- **Do this**
Where the word "определения" occurs in a line, return that line.

** START **

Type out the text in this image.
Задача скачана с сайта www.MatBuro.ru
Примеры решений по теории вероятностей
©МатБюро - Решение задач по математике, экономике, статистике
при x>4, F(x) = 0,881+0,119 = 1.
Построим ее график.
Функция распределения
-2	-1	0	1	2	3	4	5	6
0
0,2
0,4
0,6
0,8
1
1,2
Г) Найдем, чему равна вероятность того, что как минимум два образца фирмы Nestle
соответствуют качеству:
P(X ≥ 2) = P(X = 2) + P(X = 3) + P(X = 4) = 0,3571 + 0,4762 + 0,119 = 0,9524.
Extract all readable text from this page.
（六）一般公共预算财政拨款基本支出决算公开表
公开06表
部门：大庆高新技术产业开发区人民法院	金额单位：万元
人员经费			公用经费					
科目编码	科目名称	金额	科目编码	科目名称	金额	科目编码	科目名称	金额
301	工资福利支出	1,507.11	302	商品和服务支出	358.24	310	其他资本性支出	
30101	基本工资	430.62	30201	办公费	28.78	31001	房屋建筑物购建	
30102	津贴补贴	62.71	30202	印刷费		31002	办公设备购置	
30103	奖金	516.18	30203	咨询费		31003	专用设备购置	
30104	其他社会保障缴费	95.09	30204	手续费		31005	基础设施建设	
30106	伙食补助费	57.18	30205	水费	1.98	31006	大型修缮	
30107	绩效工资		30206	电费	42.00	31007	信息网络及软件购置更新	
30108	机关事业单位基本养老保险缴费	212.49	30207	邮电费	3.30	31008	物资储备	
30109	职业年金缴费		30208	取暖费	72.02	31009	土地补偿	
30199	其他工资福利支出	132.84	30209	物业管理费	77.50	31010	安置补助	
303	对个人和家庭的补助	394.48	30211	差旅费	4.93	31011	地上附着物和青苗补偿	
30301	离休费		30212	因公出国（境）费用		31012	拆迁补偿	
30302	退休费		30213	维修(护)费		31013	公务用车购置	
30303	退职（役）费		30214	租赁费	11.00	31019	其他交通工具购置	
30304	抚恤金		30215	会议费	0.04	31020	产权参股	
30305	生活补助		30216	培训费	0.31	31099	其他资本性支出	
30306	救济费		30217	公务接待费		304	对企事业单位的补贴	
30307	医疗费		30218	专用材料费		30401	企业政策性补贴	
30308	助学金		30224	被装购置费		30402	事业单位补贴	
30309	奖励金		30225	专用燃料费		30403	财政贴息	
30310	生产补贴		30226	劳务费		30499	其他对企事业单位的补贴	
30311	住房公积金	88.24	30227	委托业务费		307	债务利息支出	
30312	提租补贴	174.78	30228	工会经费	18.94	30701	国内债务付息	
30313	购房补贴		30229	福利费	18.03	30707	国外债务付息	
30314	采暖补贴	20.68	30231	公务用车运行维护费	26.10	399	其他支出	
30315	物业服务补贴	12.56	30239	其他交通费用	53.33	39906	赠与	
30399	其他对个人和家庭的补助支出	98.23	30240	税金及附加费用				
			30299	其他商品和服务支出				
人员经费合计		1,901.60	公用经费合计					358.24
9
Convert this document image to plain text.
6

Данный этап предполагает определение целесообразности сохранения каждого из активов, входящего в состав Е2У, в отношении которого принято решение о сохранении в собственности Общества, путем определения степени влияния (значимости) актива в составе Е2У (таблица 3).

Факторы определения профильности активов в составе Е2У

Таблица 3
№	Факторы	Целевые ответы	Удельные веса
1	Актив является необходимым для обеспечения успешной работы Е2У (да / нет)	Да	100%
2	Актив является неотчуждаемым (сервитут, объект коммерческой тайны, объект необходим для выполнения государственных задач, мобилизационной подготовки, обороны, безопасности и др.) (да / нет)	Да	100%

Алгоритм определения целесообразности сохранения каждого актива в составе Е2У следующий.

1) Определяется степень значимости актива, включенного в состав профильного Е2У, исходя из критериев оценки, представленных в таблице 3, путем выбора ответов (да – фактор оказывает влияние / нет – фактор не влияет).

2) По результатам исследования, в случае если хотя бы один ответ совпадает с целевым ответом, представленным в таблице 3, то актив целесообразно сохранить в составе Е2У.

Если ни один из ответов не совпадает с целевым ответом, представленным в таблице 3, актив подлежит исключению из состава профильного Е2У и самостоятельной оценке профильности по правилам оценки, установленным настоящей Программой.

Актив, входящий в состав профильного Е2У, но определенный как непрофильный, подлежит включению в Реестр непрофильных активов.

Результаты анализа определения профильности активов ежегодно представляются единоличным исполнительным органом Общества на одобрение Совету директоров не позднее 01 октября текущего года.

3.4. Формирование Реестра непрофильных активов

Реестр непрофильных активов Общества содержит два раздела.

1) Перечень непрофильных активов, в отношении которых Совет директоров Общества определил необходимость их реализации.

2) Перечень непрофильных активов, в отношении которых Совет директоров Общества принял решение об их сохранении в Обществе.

** END **

- **Expected answer**
Данный этап предполагает определение целесообразности сохранения каждого из активов, входящего в состав Е2У, в отношении которого принято решение о сохранении в собственности Общества, путем определения степени влияния (значимости) актива в составе Е2У (таблица 3).
Факторы определения профильности активов в составе Е2У
Алгоритм определения целесообразности сохранения каждого актива в составе Е2У следующий.
Результаты анализа определения профильности активов ежегодно представляются единоличным исполнительным органом Общества на одобрение Совету директоров не позднее 01 октября текущего года.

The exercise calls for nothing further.